• _Stated problem_
Work through the data line by line, gathering every line that has the word "size".

•••

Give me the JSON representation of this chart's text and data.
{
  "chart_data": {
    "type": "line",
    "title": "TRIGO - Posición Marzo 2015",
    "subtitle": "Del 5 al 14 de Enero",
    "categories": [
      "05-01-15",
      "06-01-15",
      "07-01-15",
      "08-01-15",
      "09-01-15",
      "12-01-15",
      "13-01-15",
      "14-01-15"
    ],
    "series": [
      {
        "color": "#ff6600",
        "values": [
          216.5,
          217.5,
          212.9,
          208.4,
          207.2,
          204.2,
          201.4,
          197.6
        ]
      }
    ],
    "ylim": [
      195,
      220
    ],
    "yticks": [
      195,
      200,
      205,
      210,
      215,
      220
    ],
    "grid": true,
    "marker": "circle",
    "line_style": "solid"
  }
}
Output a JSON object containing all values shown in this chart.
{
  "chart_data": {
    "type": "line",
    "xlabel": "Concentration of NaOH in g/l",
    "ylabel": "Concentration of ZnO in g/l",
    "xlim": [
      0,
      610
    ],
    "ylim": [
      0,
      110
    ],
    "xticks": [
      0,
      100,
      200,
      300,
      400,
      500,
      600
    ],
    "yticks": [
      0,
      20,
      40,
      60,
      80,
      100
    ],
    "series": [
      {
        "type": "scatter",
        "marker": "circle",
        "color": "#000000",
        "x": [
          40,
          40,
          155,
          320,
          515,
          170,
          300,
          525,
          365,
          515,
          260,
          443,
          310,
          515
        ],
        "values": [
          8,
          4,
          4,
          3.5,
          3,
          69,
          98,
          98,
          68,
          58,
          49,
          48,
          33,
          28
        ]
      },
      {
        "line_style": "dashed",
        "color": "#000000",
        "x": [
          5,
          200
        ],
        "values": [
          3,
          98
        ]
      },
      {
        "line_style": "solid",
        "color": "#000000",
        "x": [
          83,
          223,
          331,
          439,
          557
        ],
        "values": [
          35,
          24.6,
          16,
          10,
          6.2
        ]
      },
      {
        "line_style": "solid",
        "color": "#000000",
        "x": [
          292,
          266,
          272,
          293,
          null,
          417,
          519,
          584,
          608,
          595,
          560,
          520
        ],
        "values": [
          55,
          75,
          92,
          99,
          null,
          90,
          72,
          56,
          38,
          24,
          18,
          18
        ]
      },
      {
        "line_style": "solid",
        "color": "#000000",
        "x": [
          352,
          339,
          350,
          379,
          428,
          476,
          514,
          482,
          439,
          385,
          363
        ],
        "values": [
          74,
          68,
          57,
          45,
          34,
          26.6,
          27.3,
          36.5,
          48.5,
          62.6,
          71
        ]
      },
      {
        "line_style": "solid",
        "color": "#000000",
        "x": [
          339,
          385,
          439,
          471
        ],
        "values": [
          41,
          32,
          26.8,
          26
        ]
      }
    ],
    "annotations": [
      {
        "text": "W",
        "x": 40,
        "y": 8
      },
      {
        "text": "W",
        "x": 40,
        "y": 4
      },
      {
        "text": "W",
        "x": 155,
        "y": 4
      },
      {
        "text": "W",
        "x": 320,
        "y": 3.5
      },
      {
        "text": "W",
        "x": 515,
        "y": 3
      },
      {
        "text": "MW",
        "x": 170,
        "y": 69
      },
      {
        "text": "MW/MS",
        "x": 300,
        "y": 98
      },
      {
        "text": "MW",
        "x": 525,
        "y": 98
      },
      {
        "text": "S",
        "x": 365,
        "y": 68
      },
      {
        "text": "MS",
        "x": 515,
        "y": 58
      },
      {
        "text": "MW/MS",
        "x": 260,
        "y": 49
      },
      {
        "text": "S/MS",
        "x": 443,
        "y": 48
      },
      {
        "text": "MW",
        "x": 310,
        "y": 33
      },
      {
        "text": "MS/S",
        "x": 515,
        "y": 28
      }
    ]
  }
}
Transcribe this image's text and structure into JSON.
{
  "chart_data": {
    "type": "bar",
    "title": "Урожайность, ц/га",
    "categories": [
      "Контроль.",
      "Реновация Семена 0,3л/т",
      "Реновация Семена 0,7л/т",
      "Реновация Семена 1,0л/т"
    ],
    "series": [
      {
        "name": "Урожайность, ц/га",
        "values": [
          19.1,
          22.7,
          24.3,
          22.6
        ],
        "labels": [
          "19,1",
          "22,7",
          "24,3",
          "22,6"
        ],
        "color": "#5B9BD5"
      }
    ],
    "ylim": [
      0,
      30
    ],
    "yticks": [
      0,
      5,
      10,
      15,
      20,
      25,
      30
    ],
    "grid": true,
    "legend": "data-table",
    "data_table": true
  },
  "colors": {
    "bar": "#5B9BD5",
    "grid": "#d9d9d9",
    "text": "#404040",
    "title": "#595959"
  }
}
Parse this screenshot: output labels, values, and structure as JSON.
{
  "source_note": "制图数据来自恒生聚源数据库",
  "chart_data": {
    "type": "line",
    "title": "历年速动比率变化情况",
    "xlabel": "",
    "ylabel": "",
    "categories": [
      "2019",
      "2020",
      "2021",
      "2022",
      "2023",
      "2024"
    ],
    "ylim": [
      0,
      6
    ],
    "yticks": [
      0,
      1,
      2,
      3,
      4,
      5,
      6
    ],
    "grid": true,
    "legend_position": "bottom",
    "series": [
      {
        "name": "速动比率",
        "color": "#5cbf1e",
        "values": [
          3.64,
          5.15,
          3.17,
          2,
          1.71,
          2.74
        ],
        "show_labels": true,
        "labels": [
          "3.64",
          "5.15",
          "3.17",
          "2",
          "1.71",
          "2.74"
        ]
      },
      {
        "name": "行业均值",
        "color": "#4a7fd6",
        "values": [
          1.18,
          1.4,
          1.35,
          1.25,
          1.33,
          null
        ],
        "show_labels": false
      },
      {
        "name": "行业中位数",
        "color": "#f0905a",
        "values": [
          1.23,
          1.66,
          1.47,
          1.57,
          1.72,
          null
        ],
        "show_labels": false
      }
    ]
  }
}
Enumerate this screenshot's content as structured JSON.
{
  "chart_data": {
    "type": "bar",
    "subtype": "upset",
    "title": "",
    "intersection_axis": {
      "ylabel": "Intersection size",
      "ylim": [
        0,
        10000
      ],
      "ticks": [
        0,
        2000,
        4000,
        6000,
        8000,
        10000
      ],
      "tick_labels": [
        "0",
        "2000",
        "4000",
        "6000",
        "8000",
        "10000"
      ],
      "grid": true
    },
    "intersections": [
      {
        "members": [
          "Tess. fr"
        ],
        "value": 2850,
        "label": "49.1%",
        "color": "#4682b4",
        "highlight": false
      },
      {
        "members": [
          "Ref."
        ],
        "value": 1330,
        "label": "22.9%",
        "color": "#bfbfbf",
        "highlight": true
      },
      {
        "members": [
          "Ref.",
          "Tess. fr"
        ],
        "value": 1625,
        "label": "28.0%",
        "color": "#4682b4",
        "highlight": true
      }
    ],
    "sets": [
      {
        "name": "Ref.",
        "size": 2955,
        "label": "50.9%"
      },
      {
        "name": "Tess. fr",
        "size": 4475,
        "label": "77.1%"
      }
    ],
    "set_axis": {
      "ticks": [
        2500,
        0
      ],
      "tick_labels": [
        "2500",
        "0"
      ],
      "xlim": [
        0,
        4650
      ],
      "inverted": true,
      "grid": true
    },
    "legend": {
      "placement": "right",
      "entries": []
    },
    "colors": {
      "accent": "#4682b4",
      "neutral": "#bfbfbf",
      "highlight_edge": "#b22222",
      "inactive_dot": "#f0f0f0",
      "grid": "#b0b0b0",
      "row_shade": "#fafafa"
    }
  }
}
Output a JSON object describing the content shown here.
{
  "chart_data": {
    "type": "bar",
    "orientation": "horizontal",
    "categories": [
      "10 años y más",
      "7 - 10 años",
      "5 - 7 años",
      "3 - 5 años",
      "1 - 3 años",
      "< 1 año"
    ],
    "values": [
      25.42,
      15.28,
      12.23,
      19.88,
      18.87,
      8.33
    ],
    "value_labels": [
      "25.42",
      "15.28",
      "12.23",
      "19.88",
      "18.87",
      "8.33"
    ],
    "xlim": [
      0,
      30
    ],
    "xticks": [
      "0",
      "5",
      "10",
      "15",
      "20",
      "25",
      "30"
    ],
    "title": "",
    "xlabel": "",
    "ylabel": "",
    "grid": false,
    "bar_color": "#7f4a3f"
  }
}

•••

• _Complete response_
      "ylabel": "Intersection size",
        "size": 2955,
        "size": 4475,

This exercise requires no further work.